## Data lines
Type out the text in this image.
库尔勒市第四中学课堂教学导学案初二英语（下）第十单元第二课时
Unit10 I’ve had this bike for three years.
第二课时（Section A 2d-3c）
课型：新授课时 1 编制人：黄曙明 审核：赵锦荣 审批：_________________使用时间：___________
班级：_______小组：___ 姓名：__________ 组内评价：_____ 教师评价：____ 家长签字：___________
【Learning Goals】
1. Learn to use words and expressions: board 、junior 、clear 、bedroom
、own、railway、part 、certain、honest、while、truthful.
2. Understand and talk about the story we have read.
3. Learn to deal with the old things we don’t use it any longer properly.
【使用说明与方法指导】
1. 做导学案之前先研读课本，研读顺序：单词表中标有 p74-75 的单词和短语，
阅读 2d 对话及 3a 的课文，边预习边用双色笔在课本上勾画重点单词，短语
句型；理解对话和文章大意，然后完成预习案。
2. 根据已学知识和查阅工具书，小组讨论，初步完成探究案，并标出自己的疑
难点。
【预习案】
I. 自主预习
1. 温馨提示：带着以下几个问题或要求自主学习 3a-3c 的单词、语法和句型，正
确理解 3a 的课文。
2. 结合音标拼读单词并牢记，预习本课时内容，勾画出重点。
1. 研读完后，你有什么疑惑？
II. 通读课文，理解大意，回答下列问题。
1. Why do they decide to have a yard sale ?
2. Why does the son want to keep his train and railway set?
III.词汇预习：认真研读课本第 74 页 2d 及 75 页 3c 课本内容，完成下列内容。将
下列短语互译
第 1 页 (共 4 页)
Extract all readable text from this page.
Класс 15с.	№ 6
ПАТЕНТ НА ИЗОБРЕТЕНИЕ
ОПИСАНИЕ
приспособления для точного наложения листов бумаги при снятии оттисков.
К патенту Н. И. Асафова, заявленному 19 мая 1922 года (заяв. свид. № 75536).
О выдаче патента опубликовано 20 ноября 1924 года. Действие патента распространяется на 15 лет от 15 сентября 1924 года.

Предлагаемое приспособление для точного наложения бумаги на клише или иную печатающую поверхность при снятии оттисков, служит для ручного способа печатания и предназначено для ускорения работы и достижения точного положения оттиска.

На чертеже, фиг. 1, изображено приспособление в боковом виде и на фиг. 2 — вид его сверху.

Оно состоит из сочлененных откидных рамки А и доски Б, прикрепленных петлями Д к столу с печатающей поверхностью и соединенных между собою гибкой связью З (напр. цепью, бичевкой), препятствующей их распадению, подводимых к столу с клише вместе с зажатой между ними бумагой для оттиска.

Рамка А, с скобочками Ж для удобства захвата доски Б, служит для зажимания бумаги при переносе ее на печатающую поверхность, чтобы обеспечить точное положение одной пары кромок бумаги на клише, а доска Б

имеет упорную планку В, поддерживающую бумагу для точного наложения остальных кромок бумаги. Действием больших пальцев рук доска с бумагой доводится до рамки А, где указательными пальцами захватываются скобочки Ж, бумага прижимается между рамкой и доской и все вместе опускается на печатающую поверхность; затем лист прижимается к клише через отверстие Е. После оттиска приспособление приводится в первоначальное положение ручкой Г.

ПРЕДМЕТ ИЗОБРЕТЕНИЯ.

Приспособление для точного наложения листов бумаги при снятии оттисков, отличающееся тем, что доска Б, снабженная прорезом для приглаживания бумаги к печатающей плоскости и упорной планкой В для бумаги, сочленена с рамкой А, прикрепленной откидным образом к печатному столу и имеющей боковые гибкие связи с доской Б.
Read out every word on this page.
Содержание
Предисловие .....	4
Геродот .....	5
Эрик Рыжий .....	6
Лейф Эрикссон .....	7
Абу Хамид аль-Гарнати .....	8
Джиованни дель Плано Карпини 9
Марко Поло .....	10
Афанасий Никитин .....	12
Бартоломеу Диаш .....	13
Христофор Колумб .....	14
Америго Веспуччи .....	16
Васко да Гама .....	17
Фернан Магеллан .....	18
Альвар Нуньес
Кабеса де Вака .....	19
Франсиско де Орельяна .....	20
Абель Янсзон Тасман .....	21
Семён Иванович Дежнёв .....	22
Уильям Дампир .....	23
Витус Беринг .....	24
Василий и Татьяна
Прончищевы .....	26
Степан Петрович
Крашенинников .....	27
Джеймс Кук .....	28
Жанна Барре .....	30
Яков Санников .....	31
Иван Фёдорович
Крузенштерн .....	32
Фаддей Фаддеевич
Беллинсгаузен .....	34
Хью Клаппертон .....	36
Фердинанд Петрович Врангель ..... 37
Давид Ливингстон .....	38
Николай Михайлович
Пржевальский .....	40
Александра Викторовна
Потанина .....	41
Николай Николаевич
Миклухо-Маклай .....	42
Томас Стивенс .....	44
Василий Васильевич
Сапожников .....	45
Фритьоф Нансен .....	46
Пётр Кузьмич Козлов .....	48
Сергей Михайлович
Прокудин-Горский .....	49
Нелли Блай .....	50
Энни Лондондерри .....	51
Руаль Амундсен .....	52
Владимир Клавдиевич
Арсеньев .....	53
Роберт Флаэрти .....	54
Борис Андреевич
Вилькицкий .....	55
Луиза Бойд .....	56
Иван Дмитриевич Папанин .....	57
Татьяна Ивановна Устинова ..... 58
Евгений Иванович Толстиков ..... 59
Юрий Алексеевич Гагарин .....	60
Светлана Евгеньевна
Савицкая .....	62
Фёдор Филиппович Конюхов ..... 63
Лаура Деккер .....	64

## Description of the task
Repeat all of the entries exactly.

## Right answer
Type out the text in this image.
库尔勒市第四中学课堂教学导学案初二英语（下）第十单元第二课时
Unit10 I’ve had this bike for three years.
第二课时（Section A 2d-3c）
课型：新授课时 1 编制人：黄曙明 审核：赵锦荣 审批：_________________使用时间：___________
班级：_______小组：___ 姓名：__________ 组内评价：_____ 教师评价：____ 家长签字：___________
【Learning Goals】
1. Learn to use words and expressions: board 、junior 、clear 、bedroom
、own、railway、part 、certain、honest、while、truthful.
2. Understand and talk about the story we have read.
3. Learn to deal with the old things we don’t use it any longer properly.
【使用说明与方法指导】
1. 做导学案之前先研读课本，研读顺序：单词表中标有 p74-75 的单词和短语，
阅读 2d 对话及 3a 的课文，边预习边用双色笔在课本上勾画重点单词，短语
句型；理解对话和文章大意，然后完成预习案。
2. 根据已学知识和查阅工具书，小组讨论，初步完成探究案，并标出自己的疑
难点。
【预习案】
I. 自主预习
1. 温馨提示：带着以下几个问题或要求自主学习 3a-3c 的单词、语法和句型，正
确理解 3a 的课文。
2. 结合音标拼读单词并牢记，预习本课时内容，勾画出重点。
1. 研读完后，你有什么疑惑？
II. 通读课文，理解大意，回答下列问题。
1. Why do they decide to have a yard sale ?
2. Why does the son want to keep his train and railway set?
III.词汇预习：认真研读课本第 74 页 2d 及 75 页 3c 课本内容，完成下列内容。将
下列短语互译
第 1 页 (共 4 页)
Extract all readable text from this page.
Класс 15с.	№ 6
ПАТЕНТ НА ИЗОБРЕТЕНИЕ
ОПИСАНИЕ
приспособления для точного наложения листов бумаги при снятии оттисков.
К патенту Н. И. Асафова, заявленному 19 мая 1922 года (заяв. свид. № 75536).
О выдаче патента опубликовано 20 ноября 1924 года. Действие патента распространяется на 15 лет от 15 сентября 1924 года.

Предлагаемое приспособление для точного наложения бумаги на клише или иную печатающую поверхность при снятии оттисков, служит для ручного способа печатания и предназначено для ускорения работы и достижения точного положения оттиска.

На чертеже, фиг. 1, изображено приспособление в боковом виде и на фиг. 2 — вид его сверху.

Оно состоит из сочлененных откидных рамки А и доски Б, прикрепленных петлями Д к столу с печатающей поверхностью и соединенных между собою гибкой связью З (напр. цепью, бичевкой), препятствующей их распадению, подводимых к столу с клише вместе с зажатой между ними бумагой для оттиска.

Рамка А, с скобочками Ж для удобства захвата доски Б, служит для зажимания бумаги при переносе ее на печатающую поверхность, чтобы обеспечить точное положение одной пары кромок бумаги на клише, а доска Б

имеет упорную планку В, поддерживающую бумагу для точного наложения остальных кромок бумаги. Действием больших пальцев рук доска с бумагой доводится до рамки А, где указательными пальцами захватываются скобочки Ж, бумага прижимается между рамкой и доской и все вместе опускается на печатающую поверхность; затем лист прижимается к клише через отверстие Е. После оттиска приспособление приводится в первоначальное положение ручкой Г.

ПРЕДМЕТ ИЗОБРЕТЕНИЯ.

Приспособление для точного наложения листов бумаги при снятии оттисков, отличающееся тем, что доска Б, снабженная прорезом для приглаживания бумаги к печатающей плоскости и упорной планкой В для бумаги, сочленена с рамкой А, прикрепленной откидным образом к печатному столу и имеющей боковые гибкие связи с доской Б.
Read out every word on this page.
Содержание
Предисловие .....	4
Геродот .....	5
Эрик Рыжий .....	6
Лейф Эрикссон .....	7
Абу Хамид аль-Гарнати .....	8
Джиованни дель Плано Карпини 9
Марко Поло .....	10
Афанасий Никитин .....	12
Бартоломеу Диаш .....	13
Христофор Колумб .....	14
Америго Веспуччи .....	16
Васко да Гама .....	17
Фернан Магеллан .....	18
Альвар Нуньес
Кабеса де Вака .....	19
Франсиско де Орельяна .....	20
Абель Янсзон Тасман .....	21
Семён Иванович Дежнёв .....	22
Уильям Дампир .....	23
Витус Беринг .....	24
Василий и Татьяна
Прончищевы .....	26
Степан Петрович
Крашенинников .....	27
Джеймс Кук .....	28
Жанна Барре .....	30
Яков Санников .....	31
Иван Фёдорович
Крузенштерн .....	32
Фаддей Фаддеевич
Беллинсгаузен .....	34
Хью Клаппертон .....	36
Фердинанд Петрович Врангель ..... 37
Давид Ливингстон .....	38
Николай Михайлович
Пржевальский .....	40
Александра Викторовна
Потанина .....	41
Николай Николаевич
Миклухо-Маклай .....	42
Томас Стивенс .....	44
Василий Васильевич
Сапожников .....	45
Фритьоф Нансен .....	46
Пётр Кузьмич Козлов .....	48
Сергей Михайлович
Прокудин-Горский .....	49
Нелли Блай .....	50
Энни Лондондерри .....	51
Руаль Амундсен .....	52
Владимир Клавдиевич
Арсеньев .....	53
Роберт Флаэрти .....	54
Борис Андреевич
Вилькицкий .....	55
Луиза Бойд .....	56
Иван Дмитриевич Папанин .....	57
Татьяна Ивановна Устинова ..... 58
Евгений Иванович Толстиков ..... 59
Юрий Алексеевич Гагарин .....	60
Светлана Евгеньевна
Савицкая .....	62
Фёдор Филиппович Конюхов ..... 63
Лаура Деккер .....	64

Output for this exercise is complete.